YOUR INSTRUCTIONS: Please give the lines from the start of the items below through the line holding "wave-label: a — [1183, 436, 1194, 457]", inclusive, as a JSON list of strings, one string per line and no blank lines.

DATA EXCERPTS:

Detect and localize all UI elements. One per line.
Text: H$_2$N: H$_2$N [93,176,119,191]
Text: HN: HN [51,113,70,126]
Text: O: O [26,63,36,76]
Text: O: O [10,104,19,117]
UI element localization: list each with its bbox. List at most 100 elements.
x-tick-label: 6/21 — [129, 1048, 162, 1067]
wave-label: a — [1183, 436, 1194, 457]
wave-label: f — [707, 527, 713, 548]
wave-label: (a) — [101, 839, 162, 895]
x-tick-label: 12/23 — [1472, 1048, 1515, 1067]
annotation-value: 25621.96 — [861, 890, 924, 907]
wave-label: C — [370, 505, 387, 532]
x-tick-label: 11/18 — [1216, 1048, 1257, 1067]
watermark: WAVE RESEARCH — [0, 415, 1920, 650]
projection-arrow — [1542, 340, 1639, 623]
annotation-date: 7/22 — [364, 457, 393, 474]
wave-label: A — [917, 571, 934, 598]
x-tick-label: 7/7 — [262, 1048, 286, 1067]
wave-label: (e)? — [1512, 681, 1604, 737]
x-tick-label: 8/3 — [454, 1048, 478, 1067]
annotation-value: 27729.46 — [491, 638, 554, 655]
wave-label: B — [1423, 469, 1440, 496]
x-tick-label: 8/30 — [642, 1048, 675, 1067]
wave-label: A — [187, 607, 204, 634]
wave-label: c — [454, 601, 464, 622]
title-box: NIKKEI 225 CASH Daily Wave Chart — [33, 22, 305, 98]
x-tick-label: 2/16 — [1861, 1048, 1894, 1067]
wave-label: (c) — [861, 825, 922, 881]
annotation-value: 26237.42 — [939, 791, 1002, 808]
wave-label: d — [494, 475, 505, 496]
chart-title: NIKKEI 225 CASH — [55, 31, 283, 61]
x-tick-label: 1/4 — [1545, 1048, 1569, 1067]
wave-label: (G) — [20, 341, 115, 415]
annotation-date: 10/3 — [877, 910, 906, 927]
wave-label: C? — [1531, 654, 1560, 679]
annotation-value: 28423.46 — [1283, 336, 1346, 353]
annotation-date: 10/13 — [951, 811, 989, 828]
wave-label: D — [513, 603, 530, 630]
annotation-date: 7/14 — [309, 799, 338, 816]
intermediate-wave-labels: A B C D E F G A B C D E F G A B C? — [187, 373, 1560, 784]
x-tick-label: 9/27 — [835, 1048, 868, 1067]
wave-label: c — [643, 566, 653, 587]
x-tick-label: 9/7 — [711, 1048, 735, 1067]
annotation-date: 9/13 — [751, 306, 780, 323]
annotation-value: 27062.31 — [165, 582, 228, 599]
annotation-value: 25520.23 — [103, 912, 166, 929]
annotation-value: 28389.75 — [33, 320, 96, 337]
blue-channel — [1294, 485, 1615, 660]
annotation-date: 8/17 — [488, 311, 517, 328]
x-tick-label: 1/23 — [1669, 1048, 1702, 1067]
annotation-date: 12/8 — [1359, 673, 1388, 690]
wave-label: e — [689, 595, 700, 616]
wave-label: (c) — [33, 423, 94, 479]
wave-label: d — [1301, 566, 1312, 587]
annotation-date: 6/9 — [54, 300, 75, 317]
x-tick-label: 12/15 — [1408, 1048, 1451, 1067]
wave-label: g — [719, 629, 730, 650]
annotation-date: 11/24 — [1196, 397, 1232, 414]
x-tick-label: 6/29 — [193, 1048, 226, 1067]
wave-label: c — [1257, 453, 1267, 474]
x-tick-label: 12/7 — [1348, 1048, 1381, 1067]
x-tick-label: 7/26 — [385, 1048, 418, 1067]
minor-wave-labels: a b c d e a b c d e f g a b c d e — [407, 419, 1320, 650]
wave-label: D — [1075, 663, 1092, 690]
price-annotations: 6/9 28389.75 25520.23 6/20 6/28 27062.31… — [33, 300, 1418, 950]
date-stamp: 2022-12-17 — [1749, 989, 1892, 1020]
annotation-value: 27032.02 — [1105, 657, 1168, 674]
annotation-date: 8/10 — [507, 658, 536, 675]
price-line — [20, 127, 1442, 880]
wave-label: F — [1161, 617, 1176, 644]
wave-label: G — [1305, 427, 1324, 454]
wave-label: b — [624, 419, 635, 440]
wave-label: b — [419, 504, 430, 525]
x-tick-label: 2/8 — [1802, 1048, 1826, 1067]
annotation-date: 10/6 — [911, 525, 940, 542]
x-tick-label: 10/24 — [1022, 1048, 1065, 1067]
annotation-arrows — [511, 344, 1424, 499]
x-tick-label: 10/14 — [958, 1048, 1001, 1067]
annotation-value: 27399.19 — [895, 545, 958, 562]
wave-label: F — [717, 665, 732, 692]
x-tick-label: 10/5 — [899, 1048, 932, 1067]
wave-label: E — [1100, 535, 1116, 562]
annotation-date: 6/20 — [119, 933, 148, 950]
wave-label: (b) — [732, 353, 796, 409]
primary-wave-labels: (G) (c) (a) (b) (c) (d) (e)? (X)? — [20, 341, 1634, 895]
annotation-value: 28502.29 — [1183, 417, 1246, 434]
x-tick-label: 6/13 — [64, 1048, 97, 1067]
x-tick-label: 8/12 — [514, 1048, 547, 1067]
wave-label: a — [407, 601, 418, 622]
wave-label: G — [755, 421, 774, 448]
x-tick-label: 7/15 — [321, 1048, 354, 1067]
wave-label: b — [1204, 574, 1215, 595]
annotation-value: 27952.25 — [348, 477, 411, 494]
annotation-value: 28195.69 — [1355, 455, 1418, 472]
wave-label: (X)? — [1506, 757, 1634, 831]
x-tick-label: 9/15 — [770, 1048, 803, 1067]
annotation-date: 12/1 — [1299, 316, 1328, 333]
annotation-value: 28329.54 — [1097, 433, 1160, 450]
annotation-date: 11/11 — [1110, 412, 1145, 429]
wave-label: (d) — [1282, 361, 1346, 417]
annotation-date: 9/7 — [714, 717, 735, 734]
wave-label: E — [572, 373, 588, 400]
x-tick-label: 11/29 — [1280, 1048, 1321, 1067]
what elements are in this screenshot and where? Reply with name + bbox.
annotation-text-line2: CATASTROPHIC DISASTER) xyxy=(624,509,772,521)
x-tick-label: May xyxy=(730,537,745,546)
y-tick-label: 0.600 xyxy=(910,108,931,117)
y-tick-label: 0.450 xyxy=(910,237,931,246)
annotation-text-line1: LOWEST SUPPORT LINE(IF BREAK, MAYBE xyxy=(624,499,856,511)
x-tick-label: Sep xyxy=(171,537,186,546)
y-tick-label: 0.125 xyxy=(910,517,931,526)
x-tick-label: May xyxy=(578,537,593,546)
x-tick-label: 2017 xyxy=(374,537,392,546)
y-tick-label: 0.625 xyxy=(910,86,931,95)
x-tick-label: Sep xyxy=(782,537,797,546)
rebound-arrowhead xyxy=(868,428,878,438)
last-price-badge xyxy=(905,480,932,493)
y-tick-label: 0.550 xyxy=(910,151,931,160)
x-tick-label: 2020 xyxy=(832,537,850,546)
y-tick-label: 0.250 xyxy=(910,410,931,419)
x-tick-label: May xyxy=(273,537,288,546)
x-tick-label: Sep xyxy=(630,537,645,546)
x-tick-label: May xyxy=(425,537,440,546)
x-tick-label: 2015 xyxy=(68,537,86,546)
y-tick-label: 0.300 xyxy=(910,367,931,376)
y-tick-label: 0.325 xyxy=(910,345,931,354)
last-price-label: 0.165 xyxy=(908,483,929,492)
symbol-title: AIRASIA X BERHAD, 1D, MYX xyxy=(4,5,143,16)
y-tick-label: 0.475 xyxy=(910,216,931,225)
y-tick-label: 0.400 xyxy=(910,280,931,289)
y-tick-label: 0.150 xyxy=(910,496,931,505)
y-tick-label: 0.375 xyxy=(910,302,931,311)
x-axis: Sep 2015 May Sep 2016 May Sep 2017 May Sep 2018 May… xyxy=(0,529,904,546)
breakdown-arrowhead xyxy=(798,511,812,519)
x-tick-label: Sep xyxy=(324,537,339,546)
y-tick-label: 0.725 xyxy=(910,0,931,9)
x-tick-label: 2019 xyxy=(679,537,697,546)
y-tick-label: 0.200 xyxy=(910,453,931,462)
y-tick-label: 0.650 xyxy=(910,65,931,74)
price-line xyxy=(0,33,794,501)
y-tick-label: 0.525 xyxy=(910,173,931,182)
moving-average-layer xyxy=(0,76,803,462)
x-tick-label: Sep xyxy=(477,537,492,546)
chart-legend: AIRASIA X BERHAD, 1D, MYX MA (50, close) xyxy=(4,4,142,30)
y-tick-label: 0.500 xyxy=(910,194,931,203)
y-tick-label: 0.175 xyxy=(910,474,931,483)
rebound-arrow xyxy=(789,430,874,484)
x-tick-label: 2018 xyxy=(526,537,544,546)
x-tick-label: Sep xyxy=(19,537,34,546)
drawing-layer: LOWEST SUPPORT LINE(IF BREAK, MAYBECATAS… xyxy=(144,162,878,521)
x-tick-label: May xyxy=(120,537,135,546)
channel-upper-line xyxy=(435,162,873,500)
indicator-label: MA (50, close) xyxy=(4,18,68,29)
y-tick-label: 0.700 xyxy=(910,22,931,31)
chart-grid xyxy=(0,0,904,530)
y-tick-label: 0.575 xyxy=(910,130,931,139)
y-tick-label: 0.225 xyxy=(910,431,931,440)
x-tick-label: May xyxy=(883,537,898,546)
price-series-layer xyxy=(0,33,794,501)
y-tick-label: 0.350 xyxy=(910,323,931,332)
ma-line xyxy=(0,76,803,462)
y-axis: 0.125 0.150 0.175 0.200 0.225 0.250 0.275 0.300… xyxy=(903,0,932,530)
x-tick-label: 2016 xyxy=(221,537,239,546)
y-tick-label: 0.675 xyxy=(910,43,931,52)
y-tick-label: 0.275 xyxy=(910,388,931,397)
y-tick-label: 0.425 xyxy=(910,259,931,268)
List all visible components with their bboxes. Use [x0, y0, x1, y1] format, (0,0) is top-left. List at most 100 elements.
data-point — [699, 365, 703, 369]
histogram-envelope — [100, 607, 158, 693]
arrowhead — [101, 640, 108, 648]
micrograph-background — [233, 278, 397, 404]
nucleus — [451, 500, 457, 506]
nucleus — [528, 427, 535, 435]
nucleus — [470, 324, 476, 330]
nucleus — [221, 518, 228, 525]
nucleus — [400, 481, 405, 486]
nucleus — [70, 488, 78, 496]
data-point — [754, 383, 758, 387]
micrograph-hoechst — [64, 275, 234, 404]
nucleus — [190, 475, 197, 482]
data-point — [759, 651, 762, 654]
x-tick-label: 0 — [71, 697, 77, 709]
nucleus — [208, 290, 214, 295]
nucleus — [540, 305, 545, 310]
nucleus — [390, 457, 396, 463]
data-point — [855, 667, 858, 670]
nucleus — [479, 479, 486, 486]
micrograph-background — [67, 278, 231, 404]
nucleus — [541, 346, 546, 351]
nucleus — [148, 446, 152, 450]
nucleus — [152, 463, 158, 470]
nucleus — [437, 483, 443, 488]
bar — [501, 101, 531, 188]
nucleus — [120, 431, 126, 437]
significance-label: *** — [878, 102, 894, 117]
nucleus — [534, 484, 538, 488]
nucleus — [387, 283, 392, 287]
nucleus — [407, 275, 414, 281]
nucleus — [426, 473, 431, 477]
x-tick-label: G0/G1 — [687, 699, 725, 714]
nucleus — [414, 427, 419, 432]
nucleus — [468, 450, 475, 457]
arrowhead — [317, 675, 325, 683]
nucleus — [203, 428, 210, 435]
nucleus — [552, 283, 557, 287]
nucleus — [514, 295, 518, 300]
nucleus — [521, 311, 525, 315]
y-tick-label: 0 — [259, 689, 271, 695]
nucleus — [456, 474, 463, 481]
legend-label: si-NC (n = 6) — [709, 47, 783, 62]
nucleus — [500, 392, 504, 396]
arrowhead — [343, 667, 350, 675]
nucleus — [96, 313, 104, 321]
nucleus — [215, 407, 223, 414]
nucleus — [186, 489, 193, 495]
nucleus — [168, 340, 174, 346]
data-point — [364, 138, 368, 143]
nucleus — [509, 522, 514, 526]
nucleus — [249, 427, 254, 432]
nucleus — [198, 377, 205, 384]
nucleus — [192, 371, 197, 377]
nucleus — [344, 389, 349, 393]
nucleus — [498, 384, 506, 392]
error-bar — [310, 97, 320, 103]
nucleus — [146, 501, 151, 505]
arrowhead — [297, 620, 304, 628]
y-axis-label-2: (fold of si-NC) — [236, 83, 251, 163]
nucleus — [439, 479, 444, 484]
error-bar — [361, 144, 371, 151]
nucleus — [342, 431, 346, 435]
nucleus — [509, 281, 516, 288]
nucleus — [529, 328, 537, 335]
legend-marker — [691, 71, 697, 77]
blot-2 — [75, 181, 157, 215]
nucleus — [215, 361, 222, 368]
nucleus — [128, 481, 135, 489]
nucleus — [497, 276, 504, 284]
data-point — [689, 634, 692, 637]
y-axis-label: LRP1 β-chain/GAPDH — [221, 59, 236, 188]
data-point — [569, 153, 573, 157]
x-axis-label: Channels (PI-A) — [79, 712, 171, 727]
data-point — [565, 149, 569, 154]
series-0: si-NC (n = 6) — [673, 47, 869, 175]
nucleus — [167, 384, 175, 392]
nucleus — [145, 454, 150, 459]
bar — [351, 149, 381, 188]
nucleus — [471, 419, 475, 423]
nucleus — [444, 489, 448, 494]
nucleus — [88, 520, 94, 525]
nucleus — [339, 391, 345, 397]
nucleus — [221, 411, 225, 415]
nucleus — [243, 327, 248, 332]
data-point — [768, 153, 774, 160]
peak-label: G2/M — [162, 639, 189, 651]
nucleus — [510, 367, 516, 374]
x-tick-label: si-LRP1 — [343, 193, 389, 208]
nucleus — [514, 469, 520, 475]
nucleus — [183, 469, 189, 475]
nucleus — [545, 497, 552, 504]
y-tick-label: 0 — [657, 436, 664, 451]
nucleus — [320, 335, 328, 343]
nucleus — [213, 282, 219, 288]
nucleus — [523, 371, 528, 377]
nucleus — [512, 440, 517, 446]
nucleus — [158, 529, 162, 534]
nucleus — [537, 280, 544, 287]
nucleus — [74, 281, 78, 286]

EXPECTED ANSWER:
[
  "Detect and localize all UI elements. One per line.",
  "Text: H$_2$N: H$_2$N [93,176,119,191]",
  "Text: HN: HN [51,113,70,126]",
  "Text: O: O [26,63,36,76]",
  "Text: O: O [10,104,19,117]",
  "UI element localization: list each with its bbox. List at most 100 elements.",
  "x-tick-label: 6/21 — [129, 1048, 162, 1067]",
  "wave-label: a — [1183, 436, 1194, 457]"
]